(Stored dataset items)
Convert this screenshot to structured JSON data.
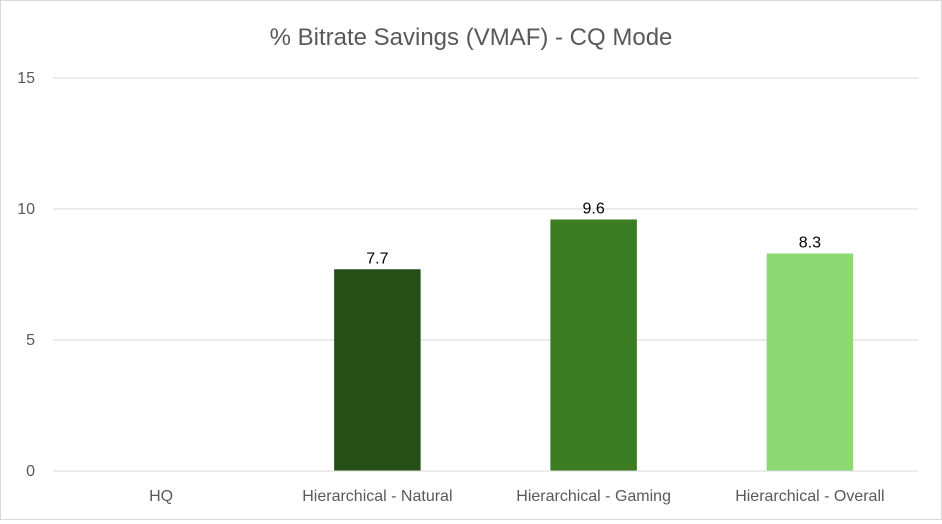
{
  "chart_data": {
    "type": "bar",
    "title": "% Bitrate Savings (VMAF) - CQ Mode",
    "categories": [
      "HQ",
      "Hierarchical - Natural",
      "Hierarchical - Gaming",
      "Hierarchical - Overall"
    ],
    "values": [
      0,
      7.7,
      9.6,
      8.3
    ],
    "data_labels": [
      "",
      "7.7",
      "9.6",
      "8.3"
    ],
    "bar_colors": [
      "#264f17",
      "#264f17",
      "#3c7d23",
      "#8ed873"
    ],
    "ylim": [
      0,
      15
    ],
    "yticks": [
      0,
      5,
      10,
      15
    ],
    "xlabel": "",
    "ylabel": "",
    "grid": true,
    "legend": "none"
  }
}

Exercise details: Quote the entries above word for word. Leave the images out.

Reply to the exercise:
Convert this screenshot to structured JSON data.
{
  "chart_data": {
    "type": "bar",
    "title": "% Bitrate Savings (VMAF) - CQ Mode",
    "categories": [
      "HQ",
      "Hierarchical - Natural",
      "Hierarchical - Gaming",
      "Hierarchical - Overall"
    ],
    "values": [
      0,
      7.7,
      9.6,
      8.3
    ],
    "data_labels": [
      "",
      "7.7",
      "9.6",
      "8.3"
    ],
    "bar_colors": [
      "#264f17",
      "#264f17",
      "#3c7d23",
      "#8ed873"
    ],
    "ylim": [
      0,
      15
    ],
    "yticks": [
      0,
      5,
      10,
      15
    ],
    "xlabel": "",
    "ylabel": "",
    "grid": true,
    "legend": "none"
  }
}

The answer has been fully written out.